Task brief —
Copy out the listing that follows, exactly, without its pictures.

Data listing:

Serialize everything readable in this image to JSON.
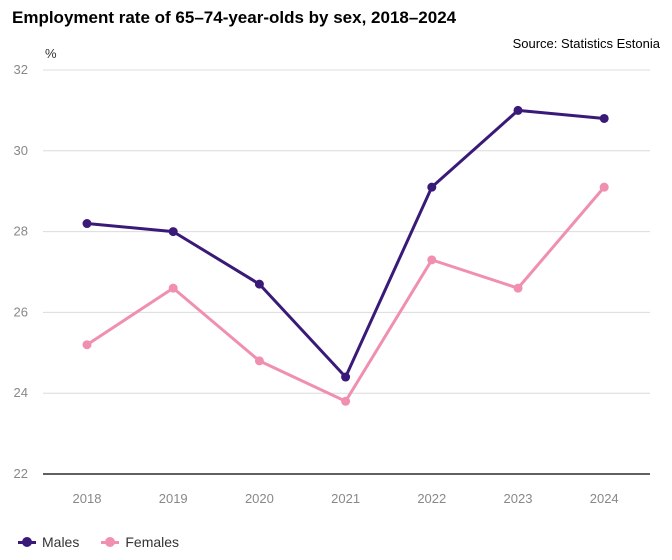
{
  "header": {
    "title": "Employment rate of 65–74-year-olds by sex, 2018–2024",
    "source": "Source: Statistics Estonia"
  },
  "chart_data": {
    "type": "line",
    "title": "Employment rate of 65–74-year-olds by sex, 2018–2024",
    "ylabel": "%",
    "xlabel": "",
    "categories": [
      "2018",
      "2019",
      "2020",
      "2021",
      "2022",
      "2023",
      "2024"
    ],
    "ylim": [
      22,
      32
    ],
    "yticks": [
      22,
      24,
      26,
      28,
      30,
      32
    ],
    "grid": true,
    "legend": "bottom-left",
    "series": [
      {
        "name": "Males",
        "color": "#3a1a78",
        "values": [
          28.2,
          28.0,
          26.7,
          24.4,
          29.1,
          31.0,
          30.8
        ]
      },
      {
        "name": "Females",
        "color": "#f08fb0",
        "values": [
          25.2,
          26.6,
          24.8,
          23.8,
          27.3,
          26.6,
          29.1
        ]
      }
    ]
  }
}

Answer in full —
Serialize everything readable in this image to JSON.
{
  "header": {
    "title": "Employment rate of 65–74-year-olds by sex, 2018–2024",
    "source": "Source: Statistics Estonia"
  },
  "chart_data": {
    "type": "line",
    "title": "Employment rate of 65–74-year-olds by sex, 2018–2024",
    "ylabel": "%",
    "xlabel": "",
    "categories": [
      "2018",
      "2019",
      "2020",
      "2021",
      "2022",
      "2023",
      "2024"
    ],
    "ylim": [
      22,
      32
    ],
    "yticks": [
      22,
      24,
      26,
      28,
      30,
      32
    ],
    "grid": true,
    "legend": "bottom-left",
    "series": [
      {
        "name": "Males",
        "color": "#3a1a78",
        "values": [
          28.2,
          28.0,
          26.7,
          24.4,
          29.1,
          31.0,
          30.8
        ]
      },
      {
        "name": "Females",
        "color": "#f08fb0",
        "values": [
          25.2,
          26.6,
          24.8,
          23.8,
          27.3,
          26.6,
          29.1
        ]
      }
    ]
  }
}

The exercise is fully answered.